INSTRUCTIONS FOR THE TASK
In the records below, work out how many lines hold the word "pattern". Report the number alone.

======== DATA PROVIDED ========

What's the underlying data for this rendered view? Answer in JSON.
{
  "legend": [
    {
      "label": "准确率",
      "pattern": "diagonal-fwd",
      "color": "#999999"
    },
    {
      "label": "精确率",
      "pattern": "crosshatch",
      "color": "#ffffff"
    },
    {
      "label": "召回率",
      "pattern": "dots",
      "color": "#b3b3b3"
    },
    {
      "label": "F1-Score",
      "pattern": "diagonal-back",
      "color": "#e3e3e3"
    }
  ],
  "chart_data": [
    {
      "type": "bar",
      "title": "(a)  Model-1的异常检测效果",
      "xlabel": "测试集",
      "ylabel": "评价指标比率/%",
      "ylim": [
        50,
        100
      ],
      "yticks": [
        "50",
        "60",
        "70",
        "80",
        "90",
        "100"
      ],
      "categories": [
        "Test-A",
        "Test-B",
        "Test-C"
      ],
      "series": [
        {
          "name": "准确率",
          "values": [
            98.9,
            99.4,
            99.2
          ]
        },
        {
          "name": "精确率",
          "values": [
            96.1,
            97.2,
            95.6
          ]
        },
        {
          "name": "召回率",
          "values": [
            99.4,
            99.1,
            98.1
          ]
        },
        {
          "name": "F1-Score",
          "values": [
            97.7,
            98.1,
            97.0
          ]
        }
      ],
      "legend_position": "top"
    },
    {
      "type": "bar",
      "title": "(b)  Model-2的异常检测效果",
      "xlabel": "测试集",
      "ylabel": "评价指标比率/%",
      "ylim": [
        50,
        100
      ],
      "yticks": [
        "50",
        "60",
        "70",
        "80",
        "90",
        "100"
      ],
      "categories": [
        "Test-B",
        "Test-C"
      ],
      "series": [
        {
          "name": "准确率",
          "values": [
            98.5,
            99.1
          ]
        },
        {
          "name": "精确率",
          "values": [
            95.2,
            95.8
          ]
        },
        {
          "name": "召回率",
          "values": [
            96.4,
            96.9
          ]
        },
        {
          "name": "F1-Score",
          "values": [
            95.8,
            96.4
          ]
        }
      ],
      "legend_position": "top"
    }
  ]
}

========

SOLUTION TO THE EXERCISE
4